◆ Work to be completed ◆
Go through the entries below and print each one exactly, leaving out pictures.

◆ Record extracts ◆
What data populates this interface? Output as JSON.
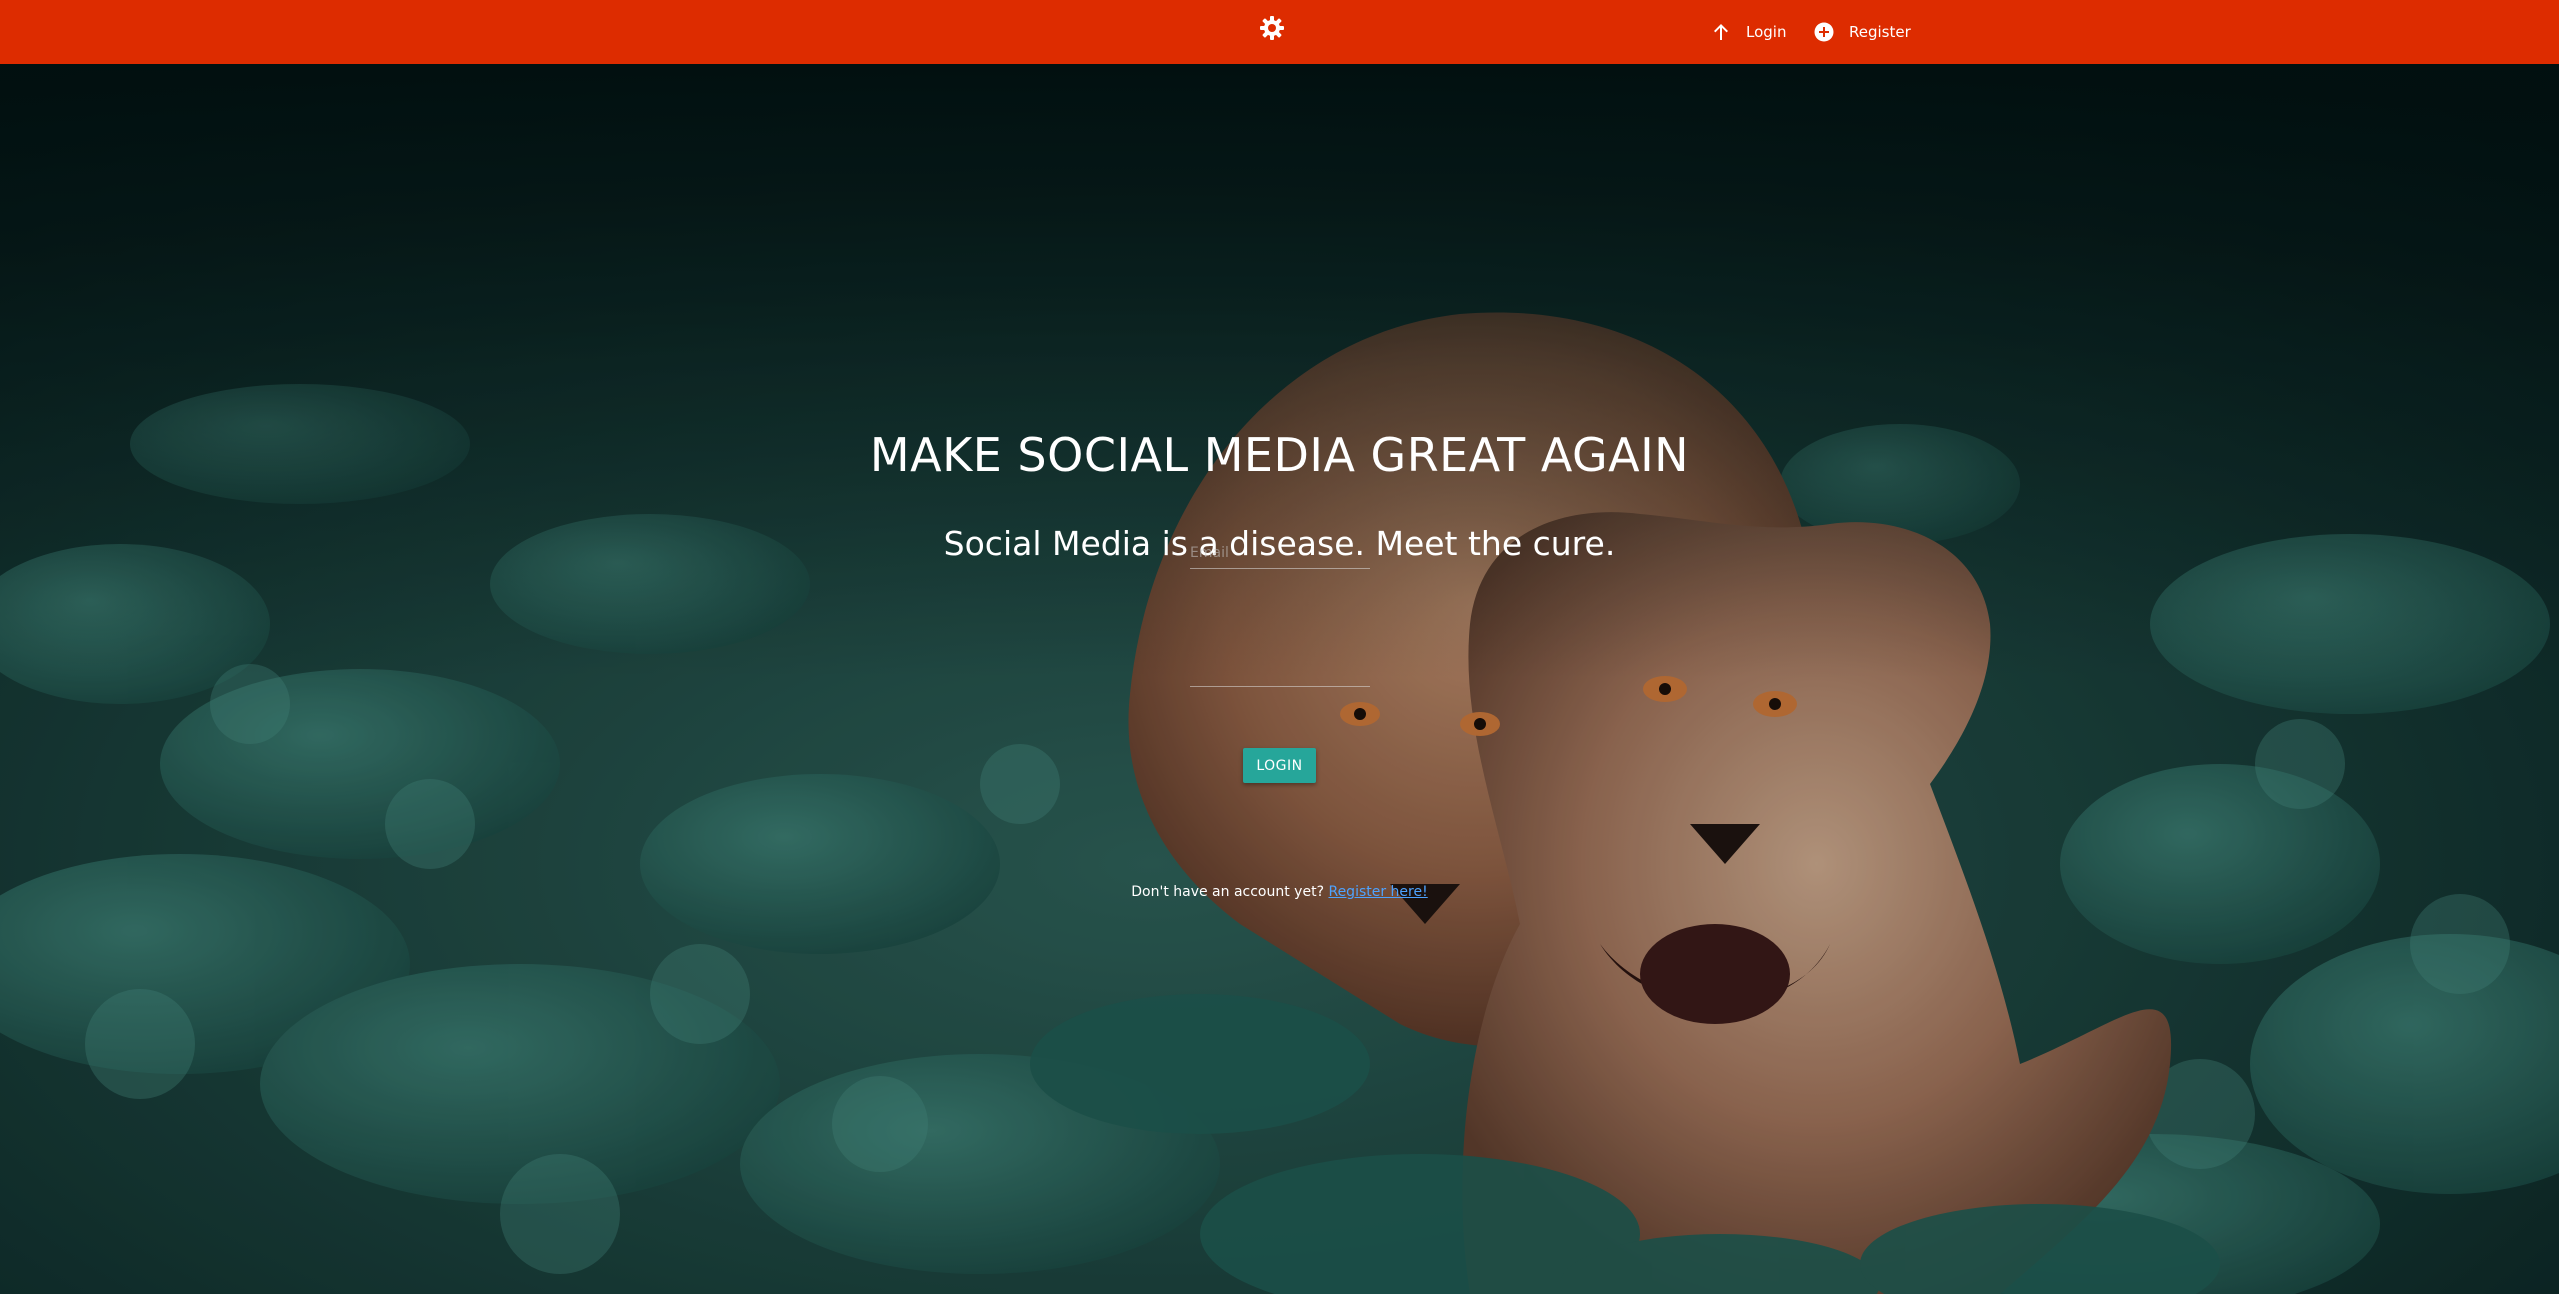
{
  "theme": {
    "navbar_color": "#dd2c00",
    "button_color": "#26a69a",
    "link_color": "#4ea3ff"
  },
  "nav": {
    "brand_icon": "gear-icon",
    "links": [
      {
        "label": "Login",
        "icon": "arrow-up-icon"
      },
      {
        "label": "Register",
        "icon": "add-circle-icon"
      }
    ]
  },
  "hero": {
    "title": "MAKE SOCIAL MEDIA GREAT AGAIN",
    "subtitle": "Social Media is a disease. Meet the cure.",
    "background": "photo of two lionesses in green clover foliage"
  },
  "form": {
    "email_placeholder": "Email",
    "email_value": "",
    "password_placeholder": "",
    "password_value": "",
    "submit_label": "LOGIN"
  },
  "register_prompt": {
    "text": "Don't have an account yet?",
    "link_label": "Register here!"
  }
}
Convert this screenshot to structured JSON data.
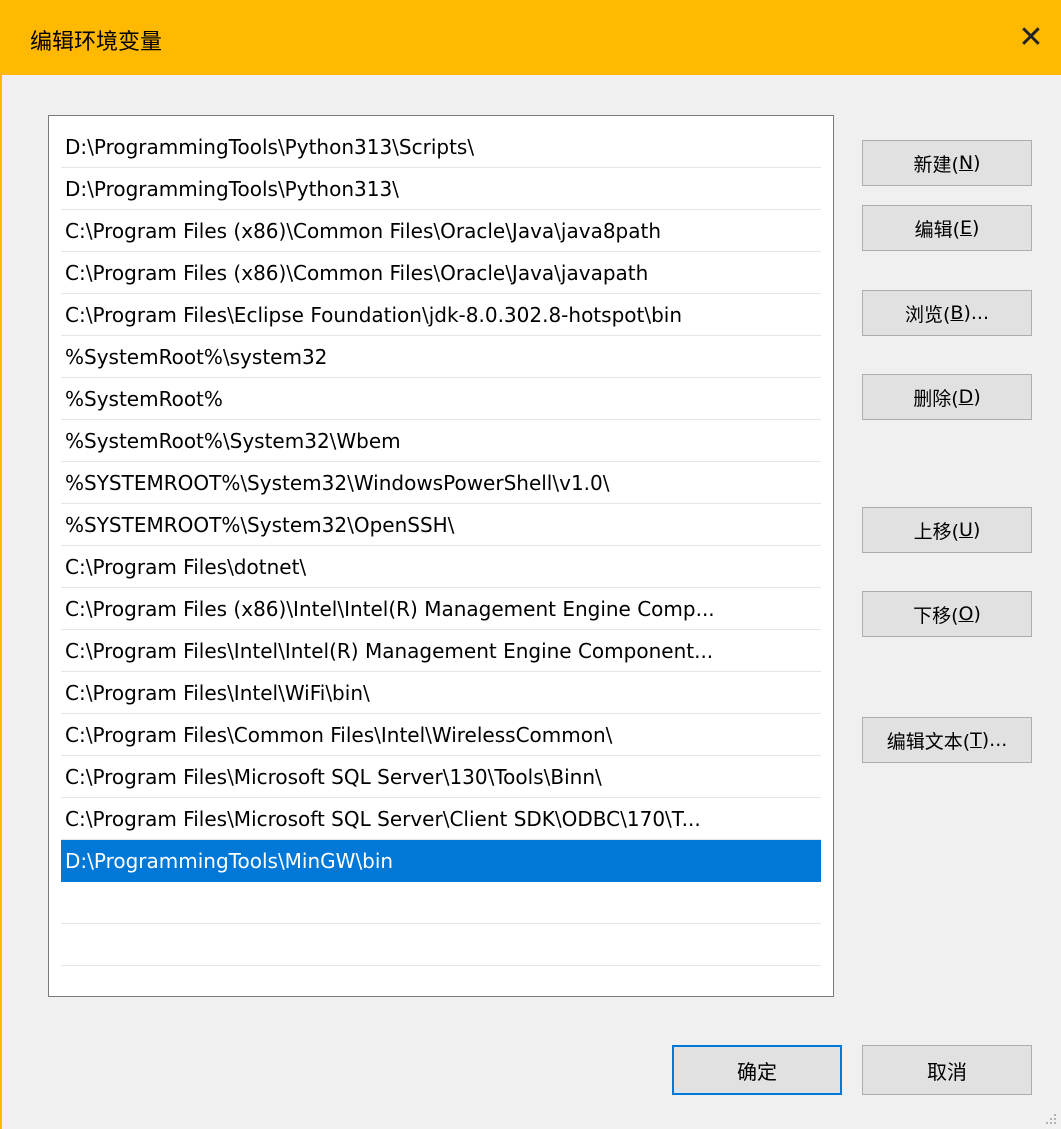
{
  "window": {
    "title": "编辑环境变量",
    "close_glyph": "✕"
  },
  "paths": [
    "D:\\ProgrammingTools\\Python313\\Scripts\\",
    "D:\\ProgrammingTools\\Python313\\",
    "C:\\Program Files (x86)\\Common Files\\Oracle\\Java\\java8path",
    "C:\\Program Files (x86)\\Common Files\\Oracle\\Java\\javapath",
    "C:\\Program Files\\Eclipse Foundation\\jdk-8.0.302.8-hotspot\\bin",
    "%SystemRoot%\\system32",
    "%SystemRoot%",
    "%SystemRoot%\\System32\\Wbem",
    "%SYSTEMROOT%\\System32\\WindowsPowerShell\\v1.0\\",
    "%SYSTEMROOT%\\System32\\OpenSSH\\",
    "C:\\Program Files\\dotnet\\",
    "C:\\Program Files (x86)\\Intel\\Intel(R) Management Engine Comp...",
    "C:\\Program Files\\Intel\\Intel(R) Management Engine Component...",
    "C:\\Program Files\\Intel\\WiFi\\bin\\",
    "C:\\Program Files\\Common Files\\Intel\\WirelessCommon\\",
    "C:\\Program Files\\Microsoft SQL Server\\130\\Tools\\Binn\\",
    "C:\\Program Files\\Microsoft SQL Server\\Client SDK\\ODBC\\170\\T...",
    "D:\\ProgrammingTools\\MinGW\\bin",
    "",
    "",
    ""
  ],
  "selected_index": 17,
  "buttons": {
    "new": {
      "text": "新建(",
      "key": "N",
      "end": ")"
    },
    "edit": {
      "text": "编辑(",
      "key": "E",
      "end": ")"
    },
    "browse": {
      "text": "浏览(",
      "key": "B",
      "end": ")..."
    },
    "delete": {
      "text": "删除(",
      "key": "D",
      "end": ")"
    },
    "move_up": {
      "text": "上移(",
      "key": "U",
      "end": ")"
    },
    "move_down": {
      "text": "下移(",
      "key": "O",
      "end": ")"
    },
    "edit_text": {
      "text": "编辑文本(",
      "key": "T",
      "end": ")..."
    }
  },
  "footer": {
    "ok_label": "确定",
    "cancel_label": "取消"
  },
  "colors": {
    "titlebar": "#ffb900",
    "selection": "#0078d7"
  }
}
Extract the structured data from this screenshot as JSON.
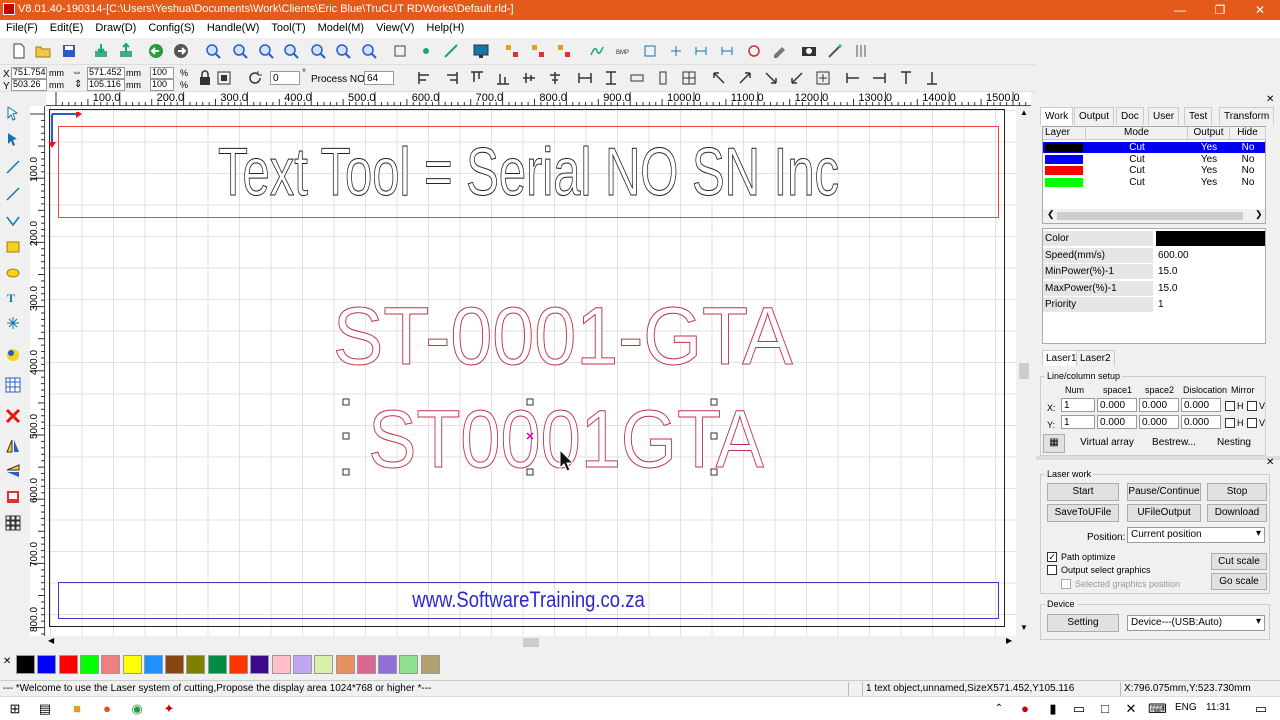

◆ Task solution ◆
What data populates this interface? Output as JSON.
{
  "theme": {
    "navbar_color": "#dd2c00",
    "button_color": "#26a69a",
    "link_color": "#4ea3ff"
  },
  "nav": {
    "brand_icon": "gear-icon",
    "links": [
      {
        "label": "Login",
        "icon": "arrow-up-icon"
      },
      {
        "label": "Register",
        "icon": "add-circle-icon"
      }
    ]
  },
  "hero": {
    "title": "MAKE SOCIAL MEDIA GREAT AGAIN",
    "subtitle": "Social Media is a disease. Meet the cure.",
    "background": "photo of two lionesses in green clover foliage"
  },
  "form": {
    "email_placeholder": "Email",
    "email_value": "",
    "password_placeholder": "",
    "password_value": "",
    "submit_label": "LOGIN"
  },
  "register_prompt": {
    "text": "Don't have an account yet?",
    "link_label": "Register here!"
  }
}
Convert this screenshot to structured JSON data.
{
  "window": {
    "title": "编辑环境变量",
    "close_glyph": "✕"
  },
  "paths": [
    "D:\\ProgrammingTools\\Python313\\Scripts\\",
    "D:\\ProgrammingTools\\Python313\\",
    "C:\\Program Files (x86)\\Common Files\\Oracle\\Java\\java8path",
    "C:\\Program Files (x86)\\Common Files\\Oracle\\Java\\javapath",
    "C:\\Program Files\\Eclipse Foundation\\jdk-8.0.302.8-hotspot\\bin",
    "%SystemRoot%\\system32",
    "%SystemRoot%",
    "%SystemRoot%\\System32\\Wbem",
    "%SYSTEMROOT%\\System32\\WindowsPowerShell\\v1.0\\",
    "%SYSTEMROOT%\\System32\\OpenSSH\\",
    "C:\\Program Files\\dotnet\\",
    "C:\\Program Files (x86)\\Intel\\Intel(R) Management Engine Comp...",
    "C:\\Program Files\\Intel\\Intel(R) Management Engine Component...",
    "C:\\Program Files\\Intel\\WiFi\\bin\\",
    "C:\\Program Files\\Common Files\\Intel\\WirelessCommon\\",
    "C:\\Program Files\\Microsoft SQL Server\\130\\Tools\\Binn\\",
    "C:\\Program Files\\Microsoft SQL Server\\Client SDK\\ODBC\\170\\T...",
    "D:\\ProgrammingTools\\MinGW\\bin",
    "",
    "",
    ""
  ],
  "selected_index": 17,
  "buttons": {
    "new": {
      "text": "新建(",
      "key": "N",
      "end": ")"
    },
    "edit": {
      "text": "编辑(",
      "key": "E",
      "end": ")"
    },
    "browse": {
      "text": "浏览(",
      "key": "B",
      "end": ")..."
    },
    "delete": {
      "text": "删除(",
      "key": "D",
      "end": ")"
    },
    "move_up": {
      "text": "上移(",
      "key": "U",
      "end": ")"
    },
    "move_down": {
      "text": "下移(",
      "key": "O",
      "end": ")"
    },
    "edit_text": {
      "text": "编辑文本(",
      "key": "T",
      "end": ")..."
    }
  },
  "footer": {
    "ok_label": "确定",
    "cancel_label": "取消"
  },
  "colors": {
    "titlebar": "#ffb900",
    "selection": "#0078d7"
  }
}
Extract the structured data from this screenshot as JSON.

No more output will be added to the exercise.